▶ WHAT IS REQUIRED
Below is a listing; reproduce each line of it exactly.

▶ TASK INPUT
Begin

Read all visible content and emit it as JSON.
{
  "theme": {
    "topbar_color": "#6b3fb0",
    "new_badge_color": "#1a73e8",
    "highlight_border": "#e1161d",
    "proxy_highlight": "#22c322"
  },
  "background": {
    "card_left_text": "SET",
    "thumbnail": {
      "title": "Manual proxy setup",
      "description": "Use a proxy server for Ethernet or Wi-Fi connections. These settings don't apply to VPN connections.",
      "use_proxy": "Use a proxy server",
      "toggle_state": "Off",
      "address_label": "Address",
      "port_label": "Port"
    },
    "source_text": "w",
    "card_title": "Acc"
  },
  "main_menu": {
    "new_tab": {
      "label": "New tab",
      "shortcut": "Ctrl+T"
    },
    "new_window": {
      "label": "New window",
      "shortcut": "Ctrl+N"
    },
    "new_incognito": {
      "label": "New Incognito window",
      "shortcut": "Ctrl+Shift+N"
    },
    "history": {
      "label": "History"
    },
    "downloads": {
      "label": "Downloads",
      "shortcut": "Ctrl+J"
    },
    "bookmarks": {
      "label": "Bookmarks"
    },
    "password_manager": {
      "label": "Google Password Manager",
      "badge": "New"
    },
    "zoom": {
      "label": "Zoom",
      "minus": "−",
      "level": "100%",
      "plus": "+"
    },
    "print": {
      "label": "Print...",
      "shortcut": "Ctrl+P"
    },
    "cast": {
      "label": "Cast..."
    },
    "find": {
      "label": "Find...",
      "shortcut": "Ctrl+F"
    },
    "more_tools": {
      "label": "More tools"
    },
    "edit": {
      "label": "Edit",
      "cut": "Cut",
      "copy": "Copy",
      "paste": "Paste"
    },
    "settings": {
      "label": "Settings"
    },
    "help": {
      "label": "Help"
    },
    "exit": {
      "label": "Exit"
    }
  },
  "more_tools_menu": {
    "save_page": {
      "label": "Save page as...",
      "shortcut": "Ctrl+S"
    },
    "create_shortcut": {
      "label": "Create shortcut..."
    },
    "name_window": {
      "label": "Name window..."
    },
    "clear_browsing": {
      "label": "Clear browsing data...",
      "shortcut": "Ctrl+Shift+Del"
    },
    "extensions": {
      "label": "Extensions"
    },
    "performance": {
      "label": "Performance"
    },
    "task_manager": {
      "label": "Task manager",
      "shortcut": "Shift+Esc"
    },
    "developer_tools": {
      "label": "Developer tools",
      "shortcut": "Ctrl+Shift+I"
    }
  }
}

End

▶ RESULT FOR THIS TASK
Read all visible content and emit it as JSON.
{
  "theme": {
    "topbar_color": "#6b3fb0",
    "new_badge_color": "#1a73e8",
    "highlight_border": "#e1161d",
    "proxy_highlight": "#22c322"
  },
  "background": {
    "card_left_text": "SET",
    "thumbnail": {
      "title": "Manual proxy setup",
      "description": "Use a proxy server for Ethernet or Wi-Fi connections. These settings don't apply to VPN connections.",
      "use_proxy": "Use a proxy server",
      "toggle_state": "Off",
      "address_label": "Address",
      "port_label": "Port"
    },
    "source_text": "w",
    "card_title": "Acc"
  },
  "main_menu": {
    "new_tab": {
      "label": "New tab",
      "shortcut": "Ctrl+T"
    },
    "new_window": {
      "label": "New window",
      "shortcut": "Ctrl+N"
    },
    "new_incognito": {
      "label": "New Incognito window",
      "shortcut": "Ctrl+Shift+N"
    },
    "history": {
      "label": "History"
    },
    "downloads": {
      "label": "Downloads",
      "shortcut": "Ctrl+J"
    },
    "bookmarks": {
      "label": "Bookmarks"
    },
    "password_manager": {
      "label": "Google Password Manager",
      "badge": "New"
    },
    "zoom": {
      "label": "Zoom",
      "minus": "−",
      "level": "100%",
      "plus": "+"
    },
    "print": {
      "label": "Print...",
      "shortcut": "Ctrl+P"
    },
    "cast": {
      "label": "Cast..."
    },
    "find": {
      "label": "Find...",
      "shortcut": "Ctrl+F"
    },
    "more_tools": {
      "label": "More tools"
    },
    "edit": {
      "label": "Edit",
      "cut": "Cut",
      "copy": "Copy",
      "paste": "Paste"
    },
    "settings": {
      "label": "Settings"
    },
    "help": {
      "label": "Help"
    },
    "exit": {
      "label": "Exit"
    }
  },
  "more_tools_menu": {
    "save_page": {
      "label": "Save page as...",
      "shortcut": "Ctrl+S"
    },
    "create_shortcut": {
      "label": "Create shortcut..."
    },
    "name_window": {
      "label": "Name window..."
    },
    "clear_browsing": {
      "label": "Clear browsing data...",
      "shortcut": "Ctrl+Shift+Del"
    },
    "extensions": {
      "label": "Extensions"
    },
    "performance": {
      "label": "Performance"
    },
    "task_manager": {
      "label": "Task manager",
      "shortcut": "Shift+Esc"
    },
    "developer_tools": {
      "label": "Developer tools",
      "shortcut": "Ctrl+Shift+I"
    }
  }
}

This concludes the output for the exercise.